Aim of the task. Search the entries below. Return every line that has "woman" in it.

Supplied records.
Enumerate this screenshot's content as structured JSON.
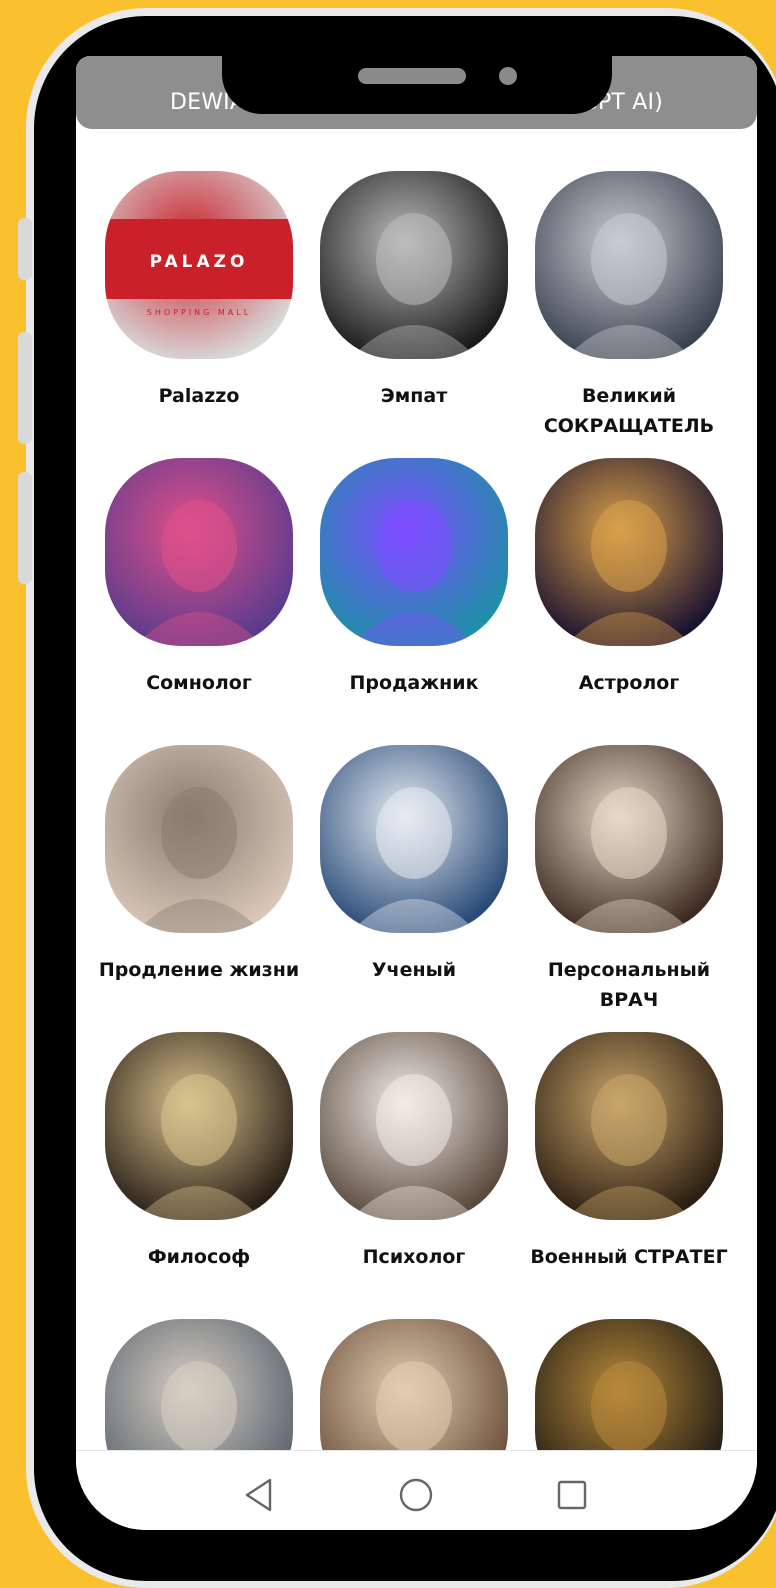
{
  "app": {
    "title": "DEWIAR Ассистент (на основе ChatGPT AI)"
  },
  "assistants": [
    {
      "label": "Palazzo",
      "icon": "palazzo-logo-icon",
      "palette": [
        "#d9d9d9",
        "#c9202a"
      ]
    },
    {
      "label": "Эмпат",
      "icon": "eye-portrait-icon",
      "palette": [
        "#1a1a1a",
        "#bdbdbd"
      ]
    },
    {
      "label": "Великий\nСОКРАЩАТЕЛЬ",
      "icon": "robot-head-icon",
      "palette": [
        "#3a4350",
        "#c9ccd2"
      ]
    },
    {
      "label": "Сомнолог",
      "icon": "dreaming-woman-icon",
      "palette": [
        "#5b3b8c",
        "#e0508a"
      ]
    },
    {
      "label": "Продажник",
      "icon": "isometric-store-icon",
      "palette": [
        "#1f8fa8",
        "#7c4dff"
      ]
    },
    {
      "label": "Астролог",
      "icon": "astrologer-woman-icon",
      "palette": [
        "#1b1230",
        "#d9a04a"
      ]
    },
    {
      "label": "Продление жизни",
      "icon": "young-old-face-icon",
      "palette": [
        "#d8c7b8",
        "#8a7b70"
      ]
    },
    {
      "label": "Ученый",
      "icon": "scientist-icon",
      "palette": [
        "#284a78",
        "#e8ecf2"
      ]
    },
    {
      "label": "Персональный\nВРАЧ",
      "icon": "doctor-woman-icon",
      "palette": [
        "#3d2b22",
        "#e8d9c9"
      ]
    },
    {
      "label": "Философ",
      "icon": "old-philosopher-icon",
      "palette": [
        "#2a1f17",
        "#d8c48e"
      ]
    },
    {
      "label": "Психолог",
      "icon": "psychologist-woman-icon",
      "palette": [
        "#5a4a3e",
        "#f2ece6"
      ]
    },
    {
      "label": "Военный СТРАТЕГ",
      "icon": "old-strategist-icon",
      "palette": [
        "#2b1e12",
        "#c8a56a"
      ]
    },
    {
      "label": "",
      "icon": "praying-figure-icon",
      "palette": [
        "#5b6470",
        "#d8cfc2"
      ]
    },
    {
      "label": "",
      "icon": "helping-hands-icon",
      "palette": [
        "#6a4e3a",
        "#e3cdb2"
      ]
    },
    {
      "label": "",
      "icon": "golden-mask-icon",
      "palette": [
        "#1e1a14",
        "#b8893a"
      ]
    }
  ],
  "nav": {
    "back": "back-icon",
    "home": "home-icon",
    "recents": "recents-icon"
  },
  "colors": {
    "background": "#FBC02D",
    "title_bar": "#8e8e8e",
    "label_text": "#111111"
  }
}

Solved problem.
      "icon": "dreaming-woman-icon",
      "icon": "astrologer-woman-icon",
      "icon": "doctor-woman-icon",
      "icon": "psychologist-woman-icon",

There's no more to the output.